— Start of PROVIDED INFORMATION —

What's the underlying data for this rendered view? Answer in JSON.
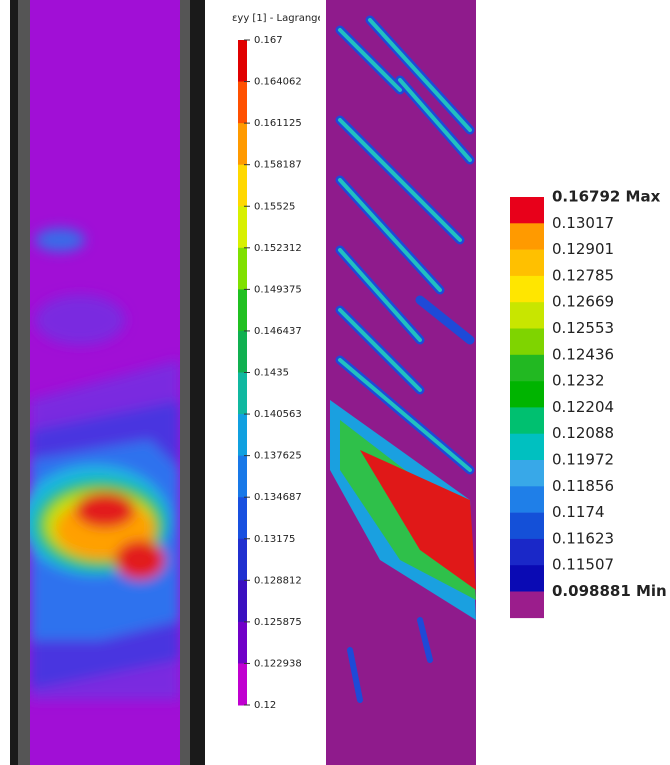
{
  "left_panel": {
    "colorbar": {
      "title": "εyy [1] - Lagrange",
      "labels": [
        "0.167",
        "0.164062",
        "0.161125",
        "0.158187",
        "0.15525",
        "0.152312",
        "0.149375",
        "0.146437",
        "0.1435",
        "0.140563",
        "0.137625",
        "0.134687",
        "0.13175",
        "0.128812",
        "0.125875",
        "0.122938",
        "0.12"
      ]
    }
  },
  "right_panel": {
    "legend": {
      "labels": [
        "0.16792 Max",
        "0.13017",
        "0.12901",
        "0.12785",
        "0.12669",
        "0.12553",
        "0.12436",
        "0.1232",
        "0.12204",
        "0.12088",
        "0.11972",
        "0.11856",
        "0.1174",
        "0.11623",
        "0.11507",
        "0.098881 Min"
      ]
    }
  }
}
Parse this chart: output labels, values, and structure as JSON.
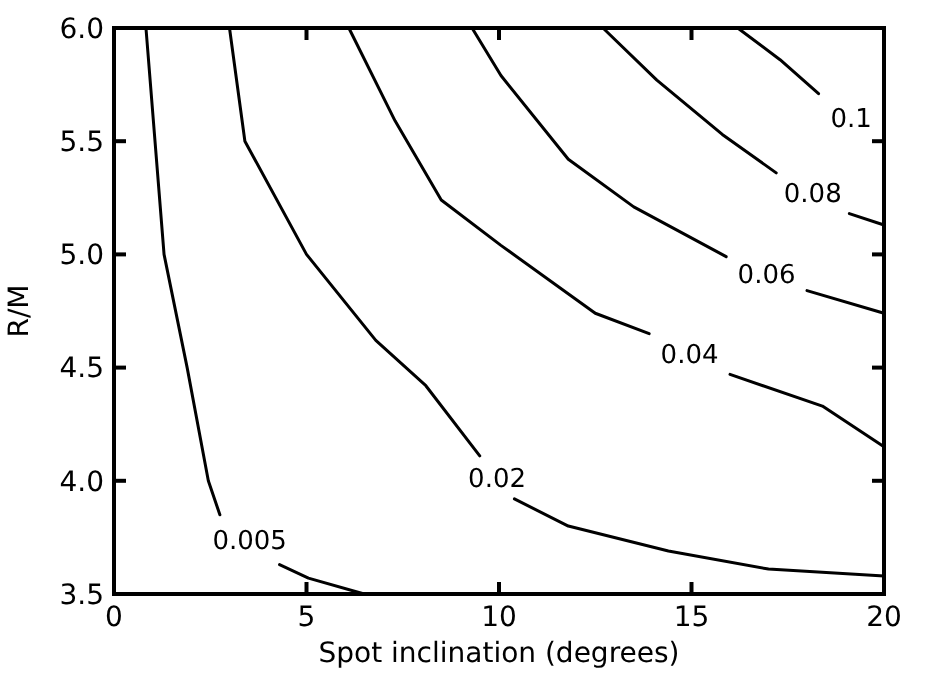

— End of PROVIDED INFORMATION —

**WHAT TO DO:** Print the complete listing exactly, apart from any pictures.

**SOLUTION:**
What's the underlying data for this rendered view? Answer in JSON.
{
  "left_panel": {
    "colorbar": {
      "title": "εyy [1] - Lagrange",
      "labels": [
        "0.167",
        "0.164062",
        "0.161125",
        "0.158187",
        "0.15525",
        "0.152312",
        "0.149375",
        "0.146437",
        "0.1435",
        "0.140563",
        "0.137625",
        "0.134687",
        "0.13175",
        "0.128812",
        "0.125875",
        "0.122938",
        "0.12"
      ]
    }
  },
  "right_panel": {
    "legend": {
      "labels": [
        "0.16792 Max",
        "0.13017",
        "0.12901",
        "0.12785",
        "0.12669",
        "0.12553",
        "0.12436",
        "0.1232",
        "0.12204",
        "0.12088",
        "0.11972",
        "0.11856",
        "0.1174",
        "0.11623",
        "0.11507",
        "0.098881 Min"
      ]
    }
  }
}
Parse this chart: output labels, values, and structure as JSON.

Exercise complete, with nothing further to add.